> [INSTRUCTIONS TO FOLLOW]
Omit all images. Write out the rest of the material exactly.

> [DATA PROVIDED]

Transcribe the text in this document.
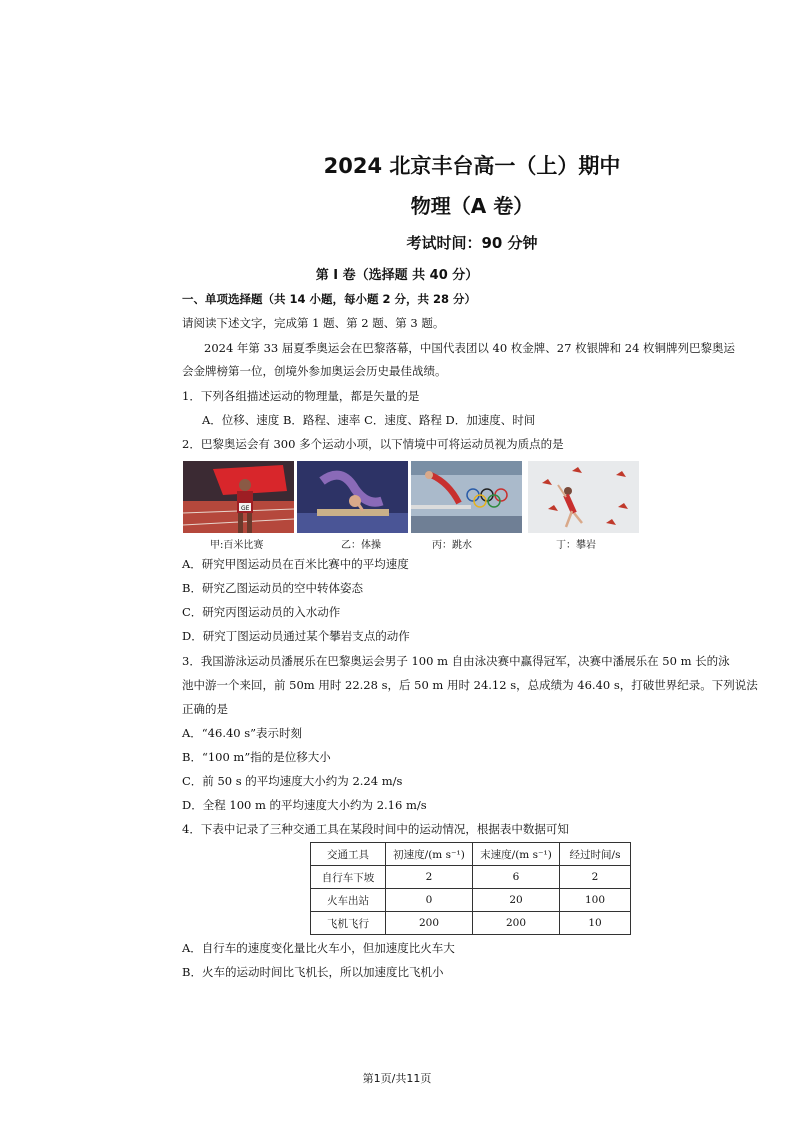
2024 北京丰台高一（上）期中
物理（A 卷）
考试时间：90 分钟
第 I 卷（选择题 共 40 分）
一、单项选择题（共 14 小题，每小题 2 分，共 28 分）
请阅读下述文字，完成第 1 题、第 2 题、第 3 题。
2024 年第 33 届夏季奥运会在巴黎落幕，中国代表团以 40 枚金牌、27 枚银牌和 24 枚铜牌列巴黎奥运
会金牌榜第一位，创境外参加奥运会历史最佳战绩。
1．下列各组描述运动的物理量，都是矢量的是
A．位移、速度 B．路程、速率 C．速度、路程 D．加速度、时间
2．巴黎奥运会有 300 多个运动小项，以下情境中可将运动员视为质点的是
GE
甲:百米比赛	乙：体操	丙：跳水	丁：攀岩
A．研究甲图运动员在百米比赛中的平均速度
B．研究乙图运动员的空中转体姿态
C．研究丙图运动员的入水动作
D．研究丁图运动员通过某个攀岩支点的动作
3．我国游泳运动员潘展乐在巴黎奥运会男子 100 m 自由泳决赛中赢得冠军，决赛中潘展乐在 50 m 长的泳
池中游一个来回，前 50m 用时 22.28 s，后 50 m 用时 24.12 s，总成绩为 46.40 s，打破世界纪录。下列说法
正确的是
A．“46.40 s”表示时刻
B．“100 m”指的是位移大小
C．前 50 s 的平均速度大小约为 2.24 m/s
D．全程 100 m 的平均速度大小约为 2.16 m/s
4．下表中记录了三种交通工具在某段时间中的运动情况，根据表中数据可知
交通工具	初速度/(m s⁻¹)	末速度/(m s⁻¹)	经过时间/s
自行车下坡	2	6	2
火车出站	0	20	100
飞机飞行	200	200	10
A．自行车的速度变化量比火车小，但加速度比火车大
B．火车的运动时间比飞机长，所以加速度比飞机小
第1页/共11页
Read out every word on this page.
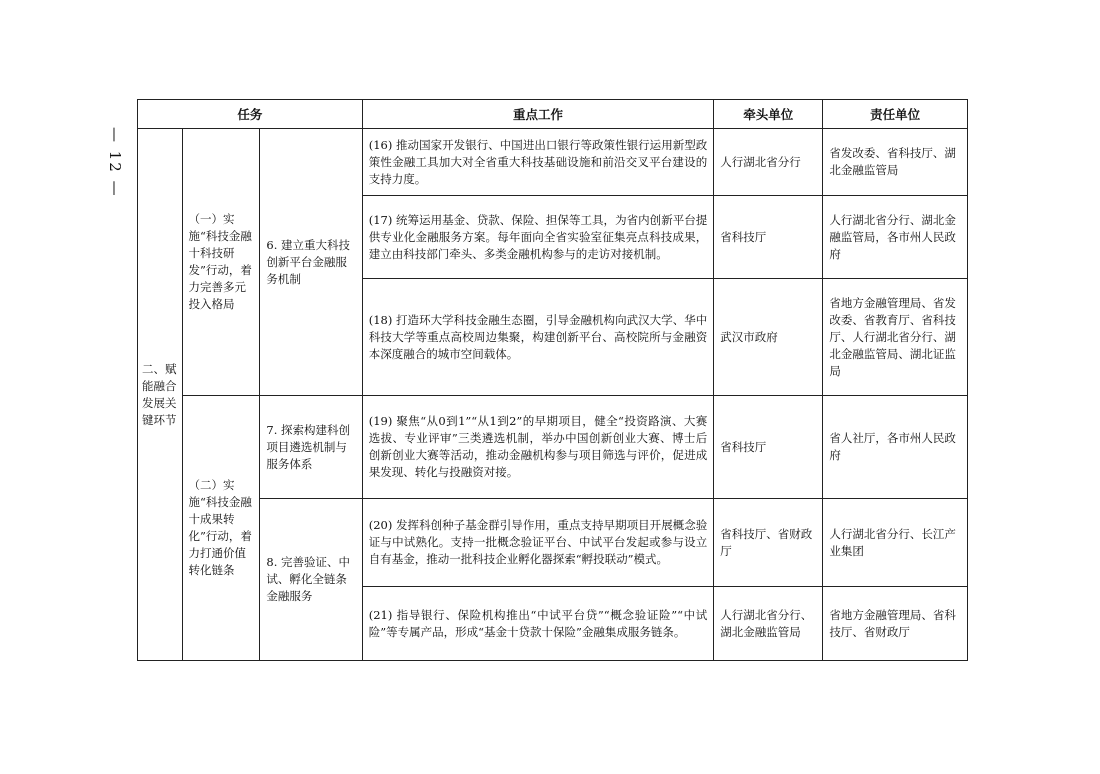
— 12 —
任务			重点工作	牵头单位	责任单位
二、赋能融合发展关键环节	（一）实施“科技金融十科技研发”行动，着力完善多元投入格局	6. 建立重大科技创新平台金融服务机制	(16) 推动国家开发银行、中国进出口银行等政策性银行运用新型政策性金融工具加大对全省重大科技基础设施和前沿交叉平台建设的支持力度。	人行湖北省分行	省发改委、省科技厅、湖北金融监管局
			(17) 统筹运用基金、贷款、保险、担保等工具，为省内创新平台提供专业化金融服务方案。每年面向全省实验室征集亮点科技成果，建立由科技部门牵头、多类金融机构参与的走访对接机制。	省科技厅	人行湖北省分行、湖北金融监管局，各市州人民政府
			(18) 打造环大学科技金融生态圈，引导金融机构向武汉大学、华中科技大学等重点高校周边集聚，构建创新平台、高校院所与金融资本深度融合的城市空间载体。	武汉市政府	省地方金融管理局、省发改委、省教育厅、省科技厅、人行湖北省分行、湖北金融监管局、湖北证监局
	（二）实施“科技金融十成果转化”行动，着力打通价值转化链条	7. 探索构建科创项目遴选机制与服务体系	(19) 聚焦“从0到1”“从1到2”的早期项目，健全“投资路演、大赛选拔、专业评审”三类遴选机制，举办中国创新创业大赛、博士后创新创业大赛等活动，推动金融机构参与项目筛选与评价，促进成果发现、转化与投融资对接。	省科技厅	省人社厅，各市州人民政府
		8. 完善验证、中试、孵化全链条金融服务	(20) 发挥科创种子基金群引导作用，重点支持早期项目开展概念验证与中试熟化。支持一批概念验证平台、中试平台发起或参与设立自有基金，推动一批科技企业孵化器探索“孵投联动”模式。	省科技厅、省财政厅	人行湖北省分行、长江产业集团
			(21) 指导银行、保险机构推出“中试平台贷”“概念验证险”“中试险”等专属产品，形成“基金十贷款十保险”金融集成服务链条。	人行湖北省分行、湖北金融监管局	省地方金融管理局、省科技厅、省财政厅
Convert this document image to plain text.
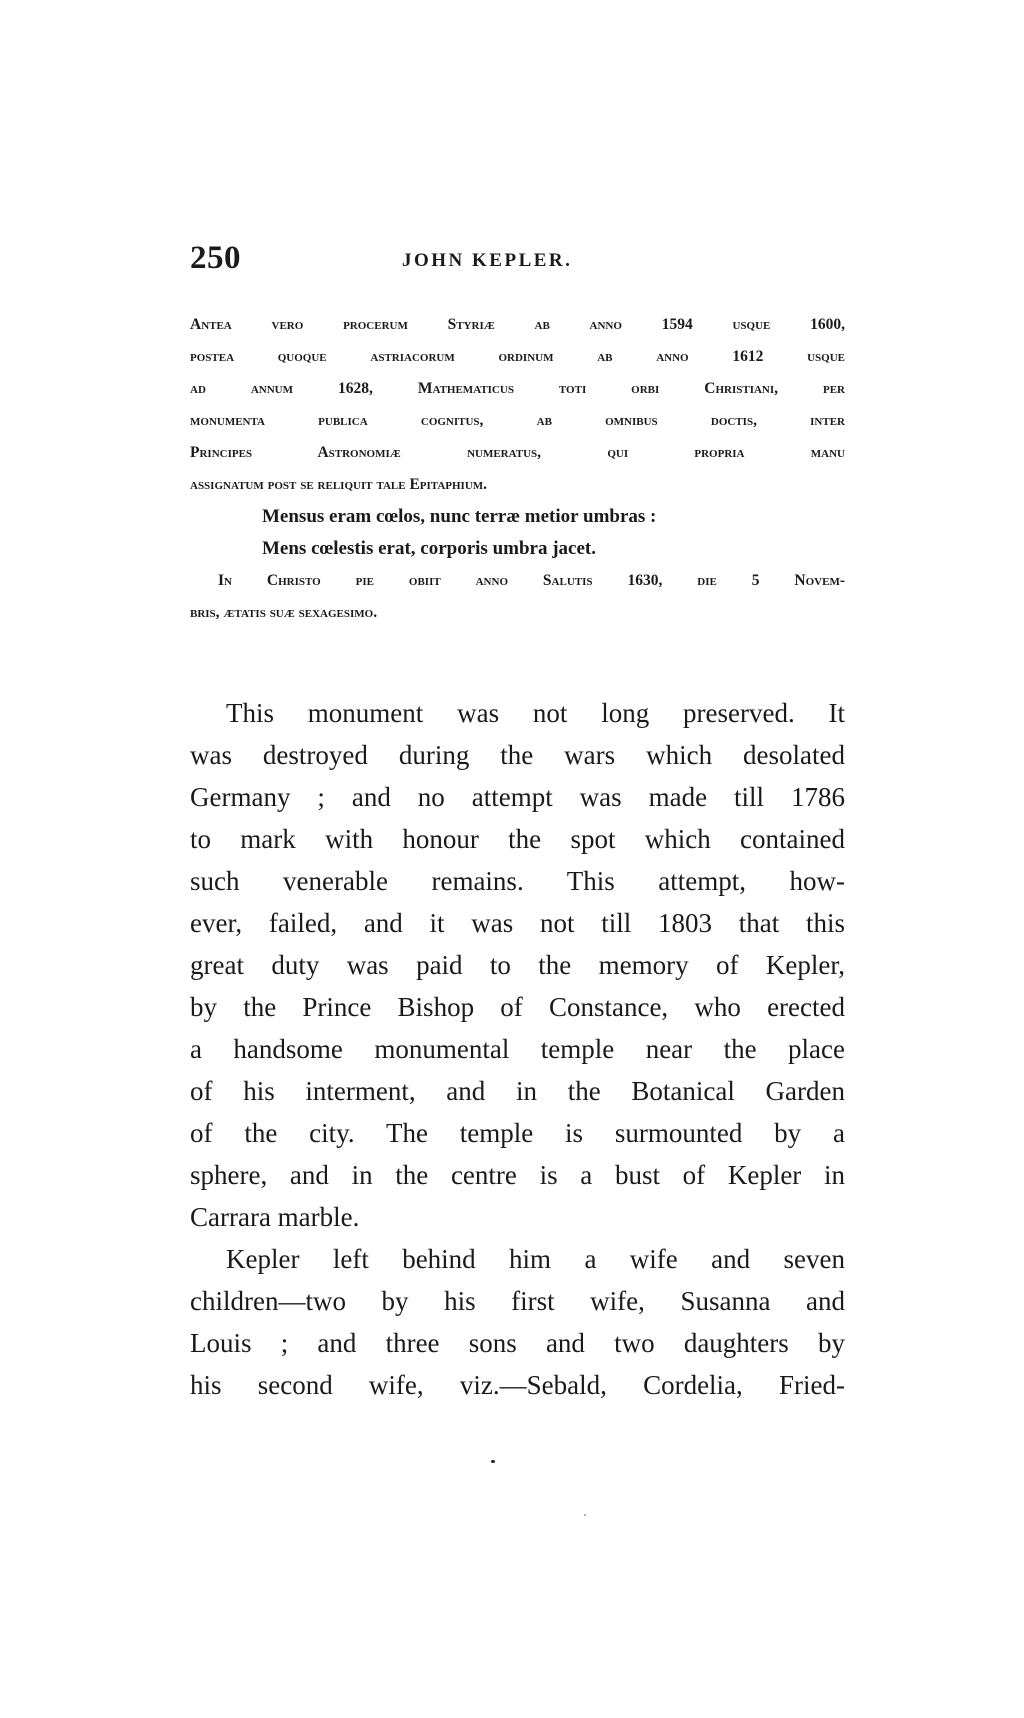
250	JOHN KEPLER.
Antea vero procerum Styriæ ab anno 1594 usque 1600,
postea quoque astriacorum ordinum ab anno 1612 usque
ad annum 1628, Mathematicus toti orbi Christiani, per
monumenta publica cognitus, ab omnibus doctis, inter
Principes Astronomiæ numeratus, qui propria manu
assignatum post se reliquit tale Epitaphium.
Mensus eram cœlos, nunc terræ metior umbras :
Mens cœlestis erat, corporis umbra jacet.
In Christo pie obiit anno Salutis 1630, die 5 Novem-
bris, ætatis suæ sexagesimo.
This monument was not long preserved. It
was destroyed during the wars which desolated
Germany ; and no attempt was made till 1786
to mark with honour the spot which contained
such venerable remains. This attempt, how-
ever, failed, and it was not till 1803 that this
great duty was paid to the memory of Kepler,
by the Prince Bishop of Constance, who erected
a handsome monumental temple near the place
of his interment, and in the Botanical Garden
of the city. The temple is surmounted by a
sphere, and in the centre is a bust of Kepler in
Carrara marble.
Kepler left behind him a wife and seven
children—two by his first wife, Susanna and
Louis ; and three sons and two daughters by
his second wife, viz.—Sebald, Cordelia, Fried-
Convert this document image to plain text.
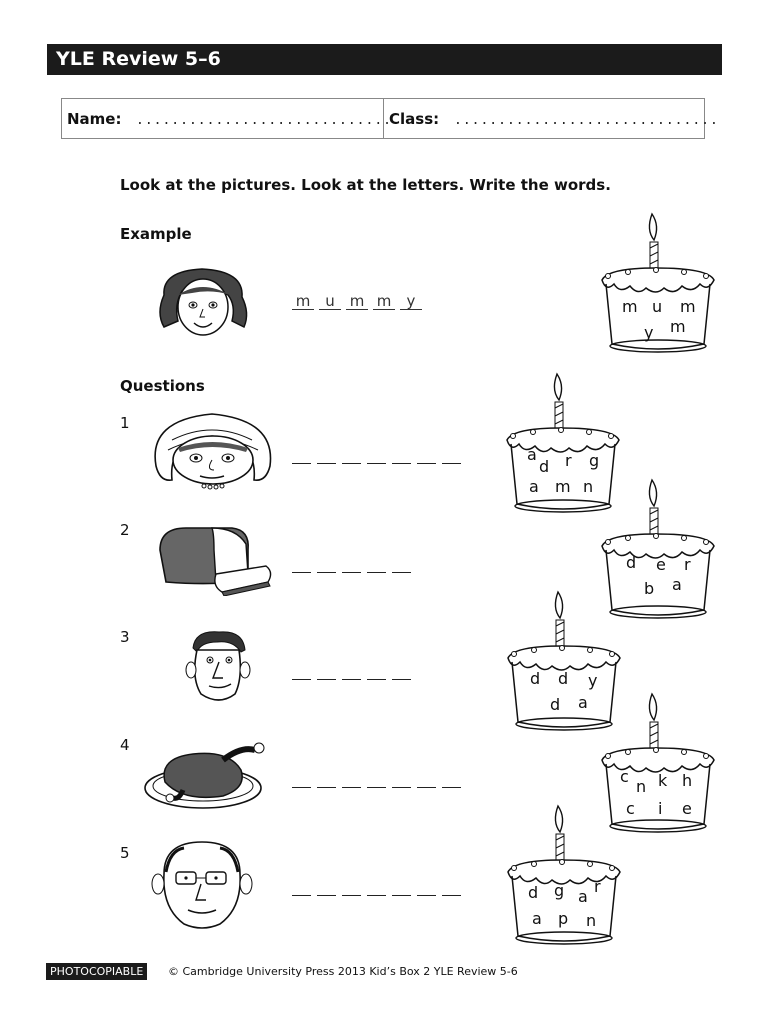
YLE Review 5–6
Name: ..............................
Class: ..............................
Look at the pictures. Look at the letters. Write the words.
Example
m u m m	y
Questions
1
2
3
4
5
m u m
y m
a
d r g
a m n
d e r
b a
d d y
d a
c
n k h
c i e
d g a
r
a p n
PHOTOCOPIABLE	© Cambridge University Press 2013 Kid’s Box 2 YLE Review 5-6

> [THE ANSWER]
Transcribe the text in this document.
2024 北京丰台高一（上）期中
物理（A 卷）
考试时间：90 分钟
第 I 卷（选择题 共 40 分）
一、单项选择题（共 14 小题，每小题 2 分，共 28 分）
请阅读下述文字，完成第 1 题、第 2 题、第 3 题。
2024 年第 33 届夏季奥运会在巴黎落幕，中国代表团以 40 枚金牌、27 枚银牌和 24 枚铜牌列巴黎奥运
会金牌榜第一位，创境外参加奥运会历史最佳战绩。
1．下列各组描述运动的物理量，都是矢量的是
A．位移、速度 B．路程、速率 C．速度、路程 D．加速度、时间
2．巴黎奥运会有 300 多个运动小项，以下情境中可将运动员视为质点的是
GE
甲:百米比赛	乙：体操	丙：跳水	丁：攀岩
A．研究甲图运动员在百米比赛中的平均速度
B．研究乙图运动员的空中转体姿态
C．研究丙图运动员的入水动作
D．研究丁图运动员通过某个攀岩支点的动作
3．我国游泳运动员潘展乐在巴黎奥运会男子 100 m 自由泳决赛中赢得冠军，决赛中潘展乐在 50 m 长的泳
池中游一个来回，前 50m 用时 22.28 s，后 50 m 用时 24.12 s，总成绩为 46.40 s，打破世界纪录。下列说法
正确的是
A．“46.40 s”表示时刻
B．“100 m”指的是位移大小
C．前 50 s 的平均速度大小约为 2.24 m/s
D．全程 100 m 的平均速度大小约为 2.16 m/s
4．下表中记录了三种交通工具在某段时间中的运动情况，根据表中数据可知
交通工具	初速度/(m s⁻¹)	末速度/(m s⁻¹)	经过时间/s
自行车下坡	2	6	2
火车出站	0	20	100
飞机飞行	200	200	10
A．自行车的速度变化量比火车小，但加速度比火车大
B．火车的运动时间比飞机长，所以加速度比飞机小
第1页/共11页
Read out every word on this page.
— 12 —
任务			重点工作	牵头单位	责任单位
二、赋能融合发展关键环节	（一）实施“科技金融十科技研发”行动，着力完善多元投入格局	6. 建立重大科技创新平台金融服务机制	(16) 推动国家开发银行、中国进出口银行等政策性银行运用新型政策性金融工具加大对全省重大科技基础设施和前沿交叉平台建设的支持力度。	人行湖北省分行	省发改委、省科技厅、湖北金融监管局
			(17) 统筹运用基金、贷款、保险、担保等工具，为省内创新平台提供专业化金融服务方案。每年面向全省实验室征集亮点科技成果，建立由科技部门牵头、多类金融机构参与的走访对接机制。	省科技厅	人行湖北省分行、湖北金融监管局，各市州人民政府
			(18) 打造环大学科技金融生态圈，引导金融机构向武汉大学、华中科技大学等重点高校周边集聚，构建创新平台、高校院所与金融资本深度融合的城市空间载体。	武汉市政府	省地方金融管理局、省发改委、省教育厅、省科技厅、人行湖北省分行、湖北金融监管局、湖北证监局
	（二）实施“科技金融十成果转化”行动，着力打通价值转化链条	7. 探索构建科创项目遴选机制与服务体系	(19) 聚焦“从0到1”“从1到2”的早期项目，健全“投资路演、大赛选拔、专业评审”三类遴选机制，举办中国创新创业大赛、博士后创新创业大赛等活动，推动金融机构参与项目筛选与评价，促进成果发现、转化与投融资对接。	省科技厅	省人社厅，各市州人民政府
		8. 完善验证、中试、孵化全链条金融服务	(20) 发挥科创种子基金群引导作用，重点支持早期项目开展概念验证与中试熟化。支持一批概念验证平台、中试平台发起或参与设立自有基金，推动一批科技企业孵化器探索“孵投联动”模式。	省科技厅、省财政厅	人行湖北省分行、长江产业集团
			(21) 指导银行、保险机构推出“中试平台贷”“概念验证险”“中试险”等专属产品，形成“基金十贷款十保险”金融集成服务链条。	人行湖北省分行、湖北金融监管局	省地方金融管理局、省科技厅、省财政厅
Convert this document image to plain text.
250	JOHN KEPLER.
Antea vero procerum Styriæ ab anno 1594 usque 1600,
postea quoque astriacorum ordinum ab anno 1612 usque
ad annum 1628, Mathematicus toti orbi Christiani, per
monumenta publica cognitus, ab omnibus doctis, inter
Principes Astronomiæ numeratus, qui propria manu
assignatum post se reliquit tale Epitaphium.
Mensus eram cœlos, nunc terræ metior umbras :
Mens cœlestis erat, corporis umbra jacet.
In Christo pie obiit anno Salutis 1630, die 5 Novem-
bris, ætatis suæ sexagesimo.
This monument was not long preserved. It
was destroyed during the wars which desolated
Germany ; and no attempt was made till 1786
to mark with honour the spot which contained
such venerable remains. This attempt, how-
ever, failed, and it was not till 1803 that this
great duty was paid to the memory of Kepler,
by the Prince Bishop of Constance, who erected
a handsome monumental temple near the place
of his interment, and in the Botanical Garden
of the city. The temple is surmounted by a
sphere, and in the centre is a bust of Kepler in
Carrara marble.
Kepler left behind him a wife and seven
children—two by his first wife, Susanna and
Louis ; and three sons and two daughters by
his second wife, viz.—Sebald, Cordelia, Fried-
Convert this document image to plain text.
YLE Review 5–6
Name: ..............................
Class: ..............................
Look at the pictures. Look at the letters. Write the words.
Example
m u m m	y
Questions
1
2
3
4
5
m u m
y m
a
d r g
a m n
d e r
b a
d d y
d a
c
n k h
c i e
d g a
r
a p n
PHOTOCOPIABLE	© Cambridge University Press 2013 Kid’s Box 2 YLE Review 5-6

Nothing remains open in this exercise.